## THE DATA
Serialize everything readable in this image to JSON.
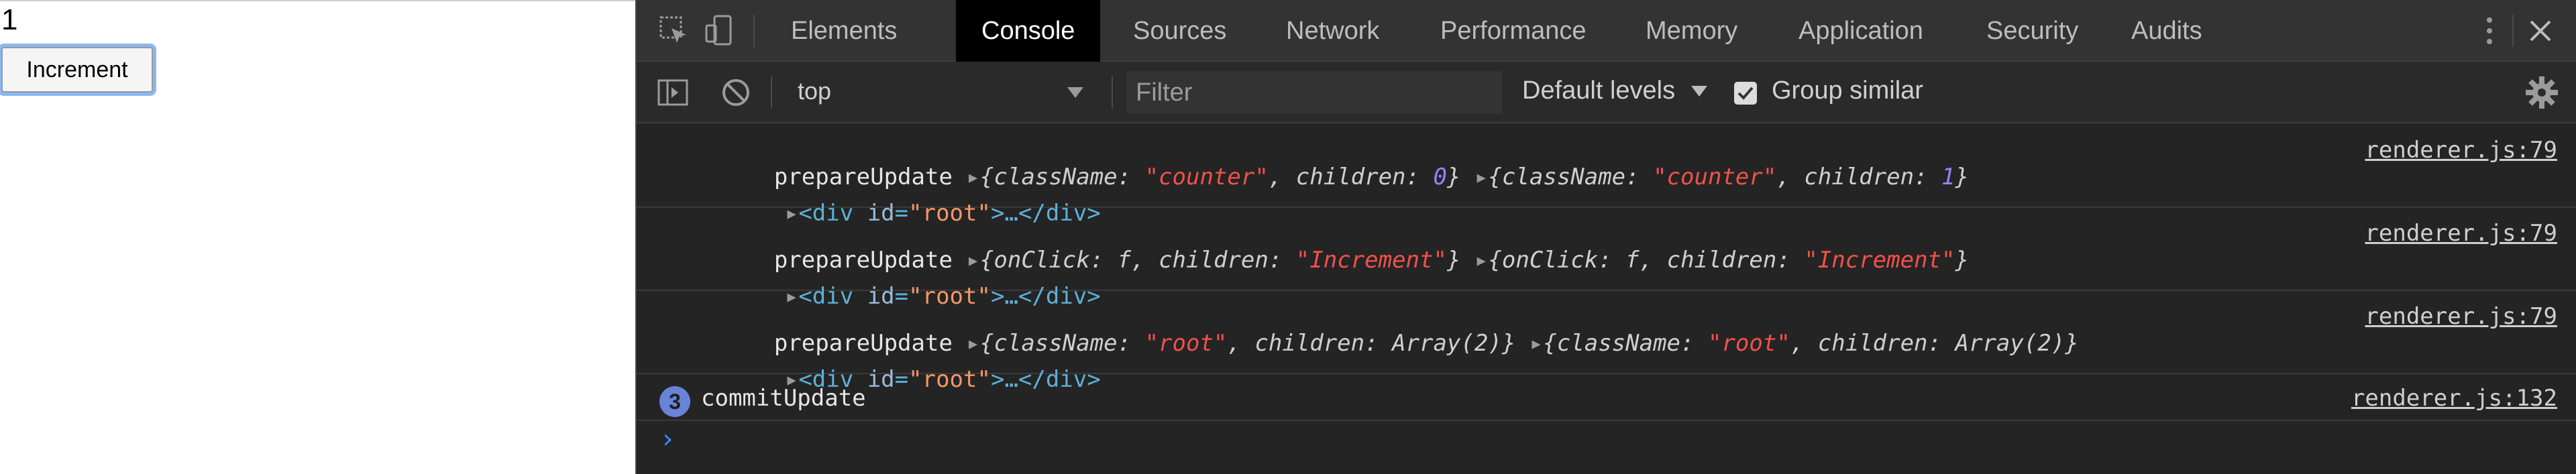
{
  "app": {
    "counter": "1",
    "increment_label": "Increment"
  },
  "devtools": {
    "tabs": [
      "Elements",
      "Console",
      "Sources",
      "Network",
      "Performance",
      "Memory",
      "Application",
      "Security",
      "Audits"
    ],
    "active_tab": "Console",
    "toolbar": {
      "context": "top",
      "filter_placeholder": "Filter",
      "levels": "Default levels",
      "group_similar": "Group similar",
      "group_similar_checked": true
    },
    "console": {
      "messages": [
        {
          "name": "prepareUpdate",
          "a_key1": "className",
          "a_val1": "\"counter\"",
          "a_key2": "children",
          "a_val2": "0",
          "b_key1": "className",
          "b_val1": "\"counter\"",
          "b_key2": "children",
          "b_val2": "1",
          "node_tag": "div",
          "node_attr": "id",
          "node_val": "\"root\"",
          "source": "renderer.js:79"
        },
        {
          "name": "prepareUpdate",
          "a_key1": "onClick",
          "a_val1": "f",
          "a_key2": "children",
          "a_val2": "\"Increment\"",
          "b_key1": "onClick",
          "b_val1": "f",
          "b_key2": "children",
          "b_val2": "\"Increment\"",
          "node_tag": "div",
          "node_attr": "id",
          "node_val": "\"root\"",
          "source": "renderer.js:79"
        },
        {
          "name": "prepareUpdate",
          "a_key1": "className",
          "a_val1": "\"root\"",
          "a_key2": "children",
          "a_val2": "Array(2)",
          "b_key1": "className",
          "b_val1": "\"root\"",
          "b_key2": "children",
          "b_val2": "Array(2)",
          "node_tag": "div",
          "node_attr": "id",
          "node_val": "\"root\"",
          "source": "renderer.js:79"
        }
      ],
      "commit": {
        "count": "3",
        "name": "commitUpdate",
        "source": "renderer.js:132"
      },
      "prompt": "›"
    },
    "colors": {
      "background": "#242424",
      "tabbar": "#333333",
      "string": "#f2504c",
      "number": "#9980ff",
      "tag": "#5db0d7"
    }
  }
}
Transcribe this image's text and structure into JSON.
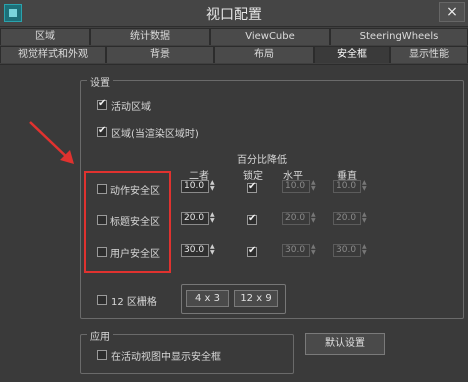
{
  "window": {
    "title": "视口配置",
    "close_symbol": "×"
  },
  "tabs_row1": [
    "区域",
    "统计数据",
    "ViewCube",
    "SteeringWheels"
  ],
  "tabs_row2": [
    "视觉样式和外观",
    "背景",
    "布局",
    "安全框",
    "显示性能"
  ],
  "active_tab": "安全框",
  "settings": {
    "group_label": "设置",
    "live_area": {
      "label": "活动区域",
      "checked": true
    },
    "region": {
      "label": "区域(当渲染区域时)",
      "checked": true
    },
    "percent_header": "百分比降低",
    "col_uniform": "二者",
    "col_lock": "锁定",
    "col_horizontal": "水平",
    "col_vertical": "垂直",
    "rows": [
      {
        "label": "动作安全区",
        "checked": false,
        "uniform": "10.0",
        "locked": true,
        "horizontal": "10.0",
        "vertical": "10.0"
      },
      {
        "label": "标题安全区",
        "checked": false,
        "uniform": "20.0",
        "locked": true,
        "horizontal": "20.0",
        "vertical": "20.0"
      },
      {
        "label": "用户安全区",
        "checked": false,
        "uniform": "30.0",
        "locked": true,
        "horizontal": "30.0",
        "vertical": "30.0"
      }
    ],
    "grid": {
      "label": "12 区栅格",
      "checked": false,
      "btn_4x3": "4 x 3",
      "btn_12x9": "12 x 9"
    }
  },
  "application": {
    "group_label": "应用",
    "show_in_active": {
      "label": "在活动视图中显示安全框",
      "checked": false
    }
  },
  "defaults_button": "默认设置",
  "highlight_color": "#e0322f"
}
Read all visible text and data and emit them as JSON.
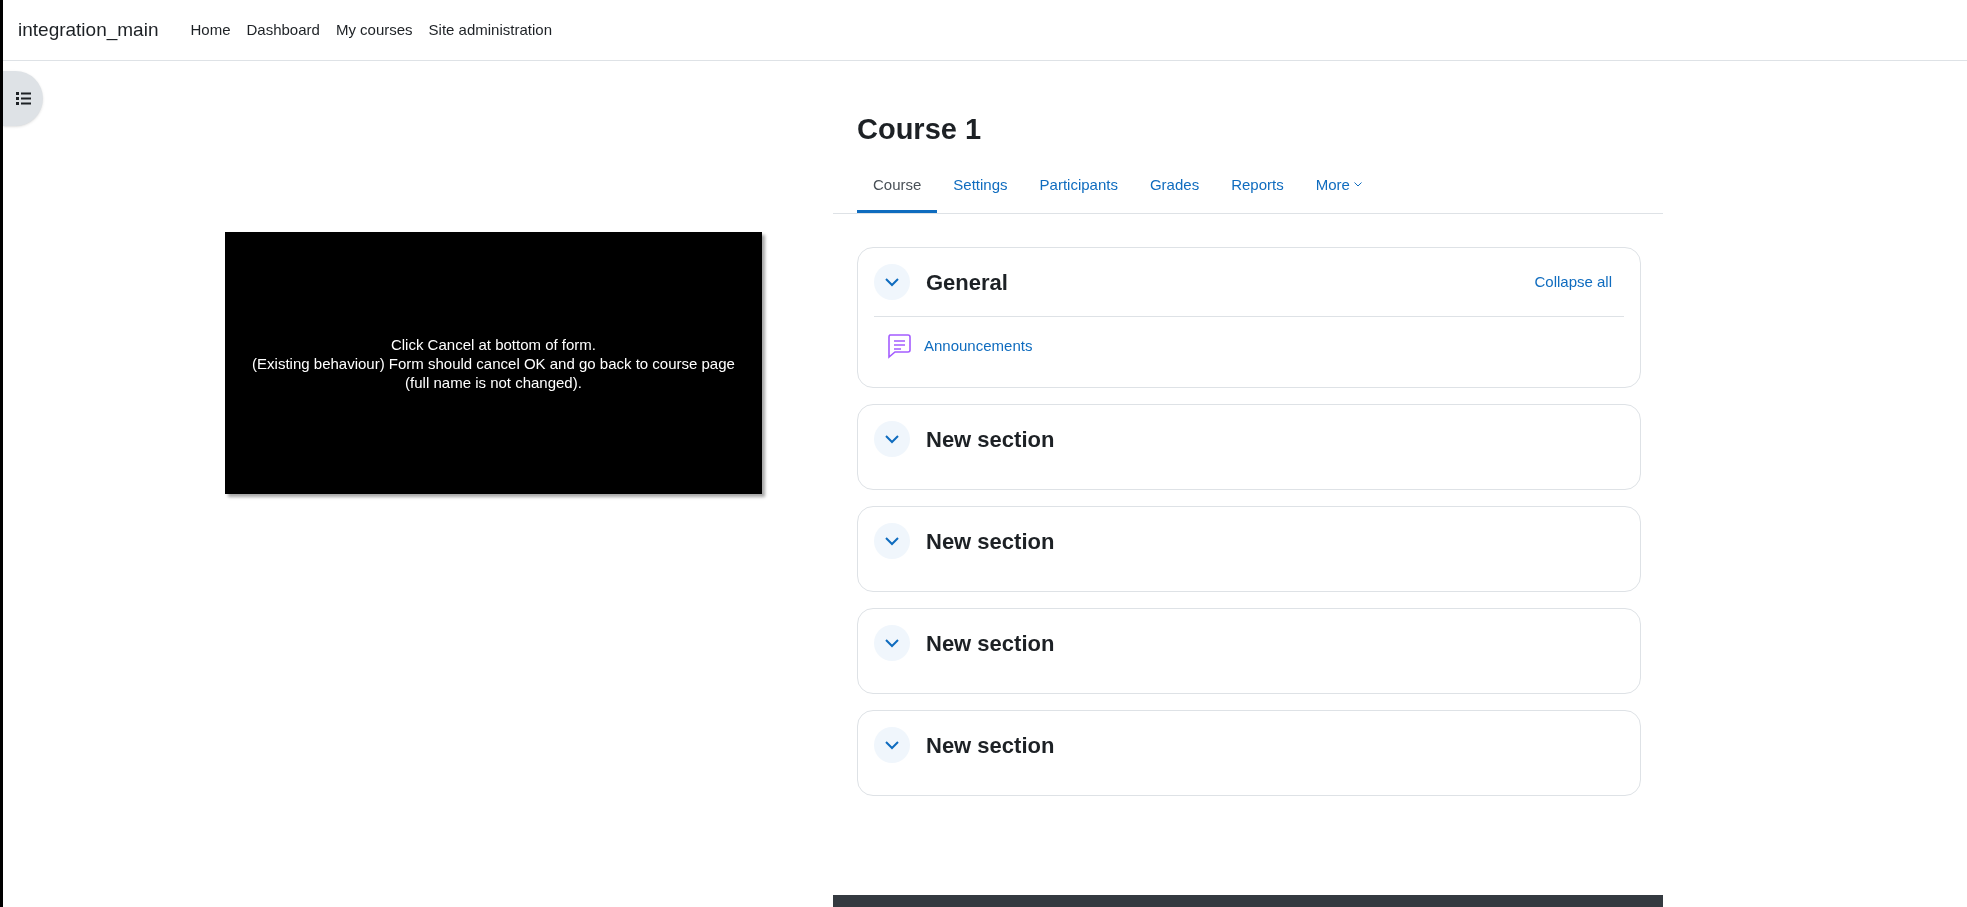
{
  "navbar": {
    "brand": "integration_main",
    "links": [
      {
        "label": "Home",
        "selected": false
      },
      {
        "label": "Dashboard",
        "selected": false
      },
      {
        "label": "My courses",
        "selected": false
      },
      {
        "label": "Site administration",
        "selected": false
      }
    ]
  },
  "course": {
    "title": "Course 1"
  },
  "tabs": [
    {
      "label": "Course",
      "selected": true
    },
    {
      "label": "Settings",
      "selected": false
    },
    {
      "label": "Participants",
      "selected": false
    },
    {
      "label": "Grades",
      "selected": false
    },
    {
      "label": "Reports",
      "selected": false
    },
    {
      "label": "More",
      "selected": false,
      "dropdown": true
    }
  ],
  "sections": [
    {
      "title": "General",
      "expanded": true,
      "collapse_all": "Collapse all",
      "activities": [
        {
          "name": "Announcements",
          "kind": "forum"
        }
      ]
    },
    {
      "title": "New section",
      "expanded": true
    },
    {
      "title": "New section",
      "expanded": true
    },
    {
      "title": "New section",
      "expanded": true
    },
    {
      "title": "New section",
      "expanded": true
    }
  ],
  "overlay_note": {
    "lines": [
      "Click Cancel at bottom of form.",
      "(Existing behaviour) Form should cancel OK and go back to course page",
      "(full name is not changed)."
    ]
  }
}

## TASK TO COMPLETE
Repeat the material above word for word, please, apart from its images.

## SOLUTION
Serialize everything readable in this image to JSON.
{
  "app": {
    "counter": "1",
    "increment_label": "Increment"
  },
  "devtools": {
    "tabs": [
      "Elements",
      "Console",
      "Sources",
      "Network",
      "Performance",
      "Memory",
      "Application",
      "Security",
      "Audits"
    ],
    "active_tab": "Console",
    "toolbar": {
      "context": "top",
      "filter_placeholder": "Filter",
      "levels": "Default levels",
      "group_similar": "Group similar",
      "group_similar_checked": true
    },
    "console": {
      "messages": [
        {
          "name": "prepareUpdate",
          "a_key1": "className",
          "a_val1": "\"counter\"",
          "a_key2": "children",
          "a_val2": "0",
          "b_key1": "className",
          "b_val1": "\"counter\"",
          "b_key2": "children",
          "b_val2": "1",
          "node_tag": "div",
          "node_attr": "id",
          "node_val": "\"root\"",
          "source": "renderer.js:79"
        },
        {
          "name": "prepareUpdate",
          "a_key1": "onClick",
          "a_val1": "f",
          "a_key2": "children",
          "a_val2": "\"Increment\"",
          "b_key1": "onClick",
          "b_val1": "f",
          "b_key2": "children",
          "b_val2": "\"Increment\"",
          "node_tag": "div",
          "node_attr": "id",
          "node_val": "\"root\"",
          "source": "renderer.js:79"
        },
        {
          "name": "prepareUpdate",
          "a_key1": "className",
          "a_val1": "\"root\"",
          "a_key2": "children",
          "a_val2": "Array(2)",
          "b_key1": "className",
          "b_val1": "\"root\"",
          "b_key2": "children",
          "b_val2": "Array(2)",
          "node_tag": "div",
          "node_attr": "id",
          "node_val": "\"root\"",
          "source": "renderer.js:79"
        }
      ],
      "commit": {
        "count": "3",
        "name": "commitUpdate",
        "source": "renderer.js:132"
      },
      "prompt": "›"
    },
    "colors": {
      "background": "#242424",
      "tabbar": "#333333",
      "string": "#f2504c",
      "number": "#9980ff",
      "tag": "#5db0d7"
    }
  }
}
Transcribe this image's text and structure into JSON.
{
  "window": {
    "title": "视口配置",
    "close_symbol": "×"
  },
  "tabs_row1": [
    "区域",
    "统计数据",
    "ViewCube",
    "SteeringWheels"
  ],
  "tabs_row2": [
    "视觉样式和外观",
    "背景",
    "布局",
    "安全框",
    "显示性能"
  ],
  "active_tab": "安全框",
  "settings": {
    "group_label": "设置",
    "live_area": {
      "label": "活动区域",
      "checked": true
    },
    "region": {
      "label": "区域(当渲染区域时)",
      "checked": true
    },
    "percent_header": "百分比降低",
    "col_uniform": "二者",
    "col_lock": "锁定",
    "col_horizontal": "水平",
    "col_vertical": "垂直",
    "rows": [
      {
        "label": "动作安全区",
        "checked": false,
        "uniform": "10.0",
        "locked": true,
        "horizontal": "10.0",
        "vertical": "10.0"
      },
      {
        "label": "标题安全区",
        "checked": false,
        "uniform": "20.0",
        "locked": true,
        "horizontal": "20.0",
        "vertical": "20.0"
      },
      {
        "label": "用户安全区",
        "checked": false,
        "uniform": "30.0",
        "locked": true,
        "horizontal": "30.0",
        "vertical": "30.0"
      }
    ],
    "grid": {
      "label": "12 区栅格",
      "checked": false,
      "btn_4x3": "4 x 3",
      "btn_12x9": "12 x 9"
    }
  },
  "application": {
    "group_label": "应用",
    "show_in_active": {
      "label": "在活动视图中显示安全框",
      "checked": false
    }
  },
  "defaults_button": "默认设置",
  "highlight_color": "#e0322f"
}
Read all visible text and data and emit them as JSON.
{
  "navbar": {
    "brand": "integration_main",
    "links": [
      {
        "label": "Home",
        "selected": false
      },
      {
        "label": "Dashboard",
        "selected": false
      },
      {
        "label": "My courses",
        "selected": false
      },
      {
        "label": "Site administration",
        "selected": false
      }
    ]
  },
  "course": {
    "title": "Course 1"
  },
  "tabs": [
    {
      "label": "Course",
      "selected": true
    },
    {
      "label": "Settings",
      "selected": false
    },
    {
      "label": "Participants",
      "selected": false
    },
    {
      "label": "Grades",
      "selected": false
    },
    {
      "label": "Reports",
      "selected": false
    },
    {
      "label": "More",
      "selected": false,
      "dropdown": true
    }
  ],
  "sections": [
    {
      "title": "General",
      "expanded": true,
      "collapse_all": "Collapse all",
      "activities": [
        {
          "name": "Announcements",
          "kind": "forum"
        }
      ]
    },
    {
      "title": "New section",
      "expanded": true
    },
    {
      "title": "New section",
      "expanded": true
    },
    {
      "title": "New section",
      "expanded": true
    },
    {
      "title": "New section",
      "expanded": true
    }
  ],
  "overlay_note": {
    "lines": [
      "Click Cancel at bottom of form.",
      "(Existing behaviour) Form should cancel OK and go back to course page",
      "(full name is not changed)."
    ]
  }
}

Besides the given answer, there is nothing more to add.